Records from a dataset
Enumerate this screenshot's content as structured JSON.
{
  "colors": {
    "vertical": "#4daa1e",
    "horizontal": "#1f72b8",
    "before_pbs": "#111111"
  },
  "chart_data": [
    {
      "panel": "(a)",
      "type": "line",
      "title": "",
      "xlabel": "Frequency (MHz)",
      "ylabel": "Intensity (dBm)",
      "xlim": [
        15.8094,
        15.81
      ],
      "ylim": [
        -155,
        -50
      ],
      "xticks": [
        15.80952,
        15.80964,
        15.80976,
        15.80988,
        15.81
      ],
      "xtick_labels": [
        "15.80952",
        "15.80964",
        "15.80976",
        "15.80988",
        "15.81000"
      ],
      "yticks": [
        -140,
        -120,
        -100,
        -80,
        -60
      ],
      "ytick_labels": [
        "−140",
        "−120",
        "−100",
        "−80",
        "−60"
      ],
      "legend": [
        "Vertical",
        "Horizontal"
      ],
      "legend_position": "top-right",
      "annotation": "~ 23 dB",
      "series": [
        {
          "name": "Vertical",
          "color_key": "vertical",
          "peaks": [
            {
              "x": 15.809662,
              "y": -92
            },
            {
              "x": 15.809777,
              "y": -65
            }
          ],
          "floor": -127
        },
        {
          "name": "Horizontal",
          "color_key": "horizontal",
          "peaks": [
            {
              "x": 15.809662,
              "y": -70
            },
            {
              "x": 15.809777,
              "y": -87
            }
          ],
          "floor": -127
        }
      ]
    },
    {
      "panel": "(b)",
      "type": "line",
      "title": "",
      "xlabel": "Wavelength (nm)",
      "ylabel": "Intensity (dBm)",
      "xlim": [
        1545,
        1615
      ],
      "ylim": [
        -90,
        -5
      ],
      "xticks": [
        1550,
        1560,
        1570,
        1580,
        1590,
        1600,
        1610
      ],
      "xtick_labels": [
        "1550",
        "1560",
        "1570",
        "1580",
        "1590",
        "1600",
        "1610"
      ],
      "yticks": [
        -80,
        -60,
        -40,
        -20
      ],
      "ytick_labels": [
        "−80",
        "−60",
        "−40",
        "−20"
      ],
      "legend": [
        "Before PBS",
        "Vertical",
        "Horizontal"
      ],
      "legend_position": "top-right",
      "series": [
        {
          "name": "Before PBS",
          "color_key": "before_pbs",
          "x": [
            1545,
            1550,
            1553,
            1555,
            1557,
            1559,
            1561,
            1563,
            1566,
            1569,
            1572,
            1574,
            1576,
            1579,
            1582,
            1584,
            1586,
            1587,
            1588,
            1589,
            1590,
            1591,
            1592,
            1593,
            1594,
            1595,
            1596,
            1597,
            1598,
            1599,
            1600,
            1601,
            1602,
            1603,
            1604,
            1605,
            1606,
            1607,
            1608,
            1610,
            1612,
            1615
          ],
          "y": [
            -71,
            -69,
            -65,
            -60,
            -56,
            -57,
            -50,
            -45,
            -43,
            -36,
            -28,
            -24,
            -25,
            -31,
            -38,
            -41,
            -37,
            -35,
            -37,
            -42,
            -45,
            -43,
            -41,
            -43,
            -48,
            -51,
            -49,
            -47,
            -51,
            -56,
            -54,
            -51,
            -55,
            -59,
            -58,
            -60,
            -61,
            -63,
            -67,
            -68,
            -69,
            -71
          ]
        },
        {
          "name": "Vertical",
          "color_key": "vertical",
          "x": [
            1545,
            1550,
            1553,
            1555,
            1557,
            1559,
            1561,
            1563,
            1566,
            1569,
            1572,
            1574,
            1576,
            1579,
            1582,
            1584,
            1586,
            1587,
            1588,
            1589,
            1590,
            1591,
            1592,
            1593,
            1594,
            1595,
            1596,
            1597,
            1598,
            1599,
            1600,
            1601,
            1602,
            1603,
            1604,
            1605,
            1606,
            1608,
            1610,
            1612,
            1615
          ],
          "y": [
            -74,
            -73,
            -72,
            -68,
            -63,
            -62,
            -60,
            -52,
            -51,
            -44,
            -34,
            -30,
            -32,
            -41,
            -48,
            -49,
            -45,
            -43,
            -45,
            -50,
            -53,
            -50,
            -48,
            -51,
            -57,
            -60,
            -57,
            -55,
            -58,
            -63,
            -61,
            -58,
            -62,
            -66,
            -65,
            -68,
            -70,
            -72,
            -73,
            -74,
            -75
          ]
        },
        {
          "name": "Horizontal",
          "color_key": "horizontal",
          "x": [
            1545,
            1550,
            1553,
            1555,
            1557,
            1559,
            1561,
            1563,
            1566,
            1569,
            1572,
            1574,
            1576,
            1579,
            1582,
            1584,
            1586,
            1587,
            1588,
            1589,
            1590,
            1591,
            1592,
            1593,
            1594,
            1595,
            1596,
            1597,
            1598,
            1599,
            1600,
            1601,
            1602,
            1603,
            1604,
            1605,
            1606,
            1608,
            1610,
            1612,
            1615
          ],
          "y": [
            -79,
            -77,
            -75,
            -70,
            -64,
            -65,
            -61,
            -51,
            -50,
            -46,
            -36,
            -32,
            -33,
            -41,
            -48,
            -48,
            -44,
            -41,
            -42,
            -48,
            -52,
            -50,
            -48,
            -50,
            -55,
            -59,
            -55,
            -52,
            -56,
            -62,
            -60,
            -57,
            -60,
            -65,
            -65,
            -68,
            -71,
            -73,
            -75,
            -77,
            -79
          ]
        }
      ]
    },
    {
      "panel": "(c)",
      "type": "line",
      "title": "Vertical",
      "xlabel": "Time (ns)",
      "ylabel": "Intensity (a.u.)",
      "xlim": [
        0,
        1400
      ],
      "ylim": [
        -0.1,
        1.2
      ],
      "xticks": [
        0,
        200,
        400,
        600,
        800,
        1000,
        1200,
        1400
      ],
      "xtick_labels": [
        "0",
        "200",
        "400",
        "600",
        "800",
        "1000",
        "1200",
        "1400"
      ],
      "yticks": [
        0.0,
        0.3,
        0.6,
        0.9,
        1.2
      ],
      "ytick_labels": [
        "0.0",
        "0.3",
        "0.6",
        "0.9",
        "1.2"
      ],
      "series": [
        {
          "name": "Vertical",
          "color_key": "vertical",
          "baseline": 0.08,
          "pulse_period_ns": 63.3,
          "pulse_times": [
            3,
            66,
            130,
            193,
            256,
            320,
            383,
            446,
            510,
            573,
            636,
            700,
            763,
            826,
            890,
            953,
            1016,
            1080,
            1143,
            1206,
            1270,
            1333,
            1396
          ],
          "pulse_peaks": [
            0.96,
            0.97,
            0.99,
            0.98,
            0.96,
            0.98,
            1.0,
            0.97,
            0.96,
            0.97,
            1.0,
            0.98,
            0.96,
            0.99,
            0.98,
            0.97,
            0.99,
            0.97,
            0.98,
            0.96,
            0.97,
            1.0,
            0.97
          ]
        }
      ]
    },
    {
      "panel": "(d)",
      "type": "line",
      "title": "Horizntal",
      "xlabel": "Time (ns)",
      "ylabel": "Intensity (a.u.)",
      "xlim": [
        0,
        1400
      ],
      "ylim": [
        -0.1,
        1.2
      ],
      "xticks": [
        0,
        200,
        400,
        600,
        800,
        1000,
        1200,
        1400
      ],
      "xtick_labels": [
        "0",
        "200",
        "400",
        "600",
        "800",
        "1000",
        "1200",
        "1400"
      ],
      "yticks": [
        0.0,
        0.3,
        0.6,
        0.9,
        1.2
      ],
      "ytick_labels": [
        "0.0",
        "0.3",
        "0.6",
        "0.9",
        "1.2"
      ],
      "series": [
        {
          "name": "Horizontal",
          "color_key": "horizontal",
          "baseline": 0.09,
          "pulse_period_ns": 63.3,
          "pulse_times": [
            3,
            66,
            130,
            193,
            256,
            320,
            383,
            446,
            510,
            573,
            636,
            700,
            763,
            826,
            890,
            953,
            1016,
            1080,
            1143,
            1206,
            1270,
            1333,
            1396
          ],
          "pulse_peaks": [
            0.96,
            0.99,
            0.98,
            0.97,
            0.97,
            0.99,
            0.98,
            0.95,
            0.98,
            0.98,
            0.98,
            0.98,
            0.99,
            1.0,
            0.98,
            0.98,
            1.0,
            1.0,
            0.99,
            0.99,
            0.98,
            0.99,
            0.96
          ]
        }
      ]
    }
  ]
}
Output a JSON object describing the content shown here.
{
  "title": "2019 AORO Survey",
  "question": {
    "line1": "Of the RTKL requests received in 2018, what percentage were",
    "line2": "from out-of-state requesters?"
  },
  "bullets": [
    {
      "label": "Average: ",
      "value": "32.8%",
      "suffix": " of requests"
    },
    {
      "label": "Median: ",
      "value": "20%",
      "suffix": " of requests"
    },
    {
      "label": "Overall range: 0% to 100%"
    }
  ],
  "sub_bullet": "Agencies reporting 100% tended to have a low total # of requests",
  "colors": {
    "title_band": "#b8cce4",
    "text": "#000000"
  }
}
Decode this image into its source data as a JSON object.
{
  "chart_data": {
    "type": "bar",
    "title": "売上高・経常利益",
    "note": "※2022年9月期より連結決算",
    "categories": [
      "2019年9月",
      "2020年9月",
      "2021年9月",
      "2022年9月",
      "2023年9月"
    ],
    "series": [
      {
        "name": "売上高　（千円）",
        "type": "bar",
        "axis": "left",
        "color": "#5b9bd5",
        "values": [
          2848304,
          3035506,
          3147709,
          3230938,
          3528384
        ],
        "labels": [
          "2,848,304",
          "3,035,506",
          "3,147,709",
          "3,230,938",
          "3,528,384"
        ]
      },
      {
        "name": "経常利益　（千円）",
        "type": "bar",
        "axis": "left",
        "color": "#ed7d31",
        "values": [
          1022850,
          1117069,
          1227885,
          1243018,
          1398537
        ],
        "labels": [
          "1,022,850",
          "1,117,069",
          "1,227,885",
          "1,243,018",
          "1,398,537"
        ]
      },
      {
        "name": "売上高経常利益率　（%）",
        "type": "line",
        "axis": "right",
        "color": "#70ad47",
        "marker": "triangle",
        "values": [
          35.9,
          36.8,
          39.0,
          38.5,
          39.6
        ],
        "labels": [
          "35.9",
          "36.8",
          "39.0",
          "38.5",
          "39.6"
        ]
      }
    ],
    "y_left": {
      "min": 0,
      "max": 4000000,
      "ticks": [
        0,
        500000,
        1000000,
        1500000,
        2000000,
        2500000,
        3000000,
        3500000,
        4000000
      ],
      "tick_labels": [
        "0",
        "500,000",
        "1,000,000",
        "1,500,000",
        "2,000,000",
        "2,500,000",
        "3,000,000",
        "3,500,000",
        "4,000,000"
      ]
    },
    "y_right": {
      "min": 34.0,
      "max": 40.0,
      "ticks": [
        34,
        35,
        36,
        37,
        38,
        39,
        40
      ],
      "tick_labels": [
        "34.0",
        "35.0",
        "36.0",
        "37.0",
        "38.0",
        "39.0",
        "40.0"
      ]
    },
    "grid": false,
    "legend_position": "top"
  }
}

* _Short problem_: Pull out the lines above in which the word "object" appears.

* _The completed task_:
Output a JSON object describing the content shown here.
Decode this image into its source data as a JSON object.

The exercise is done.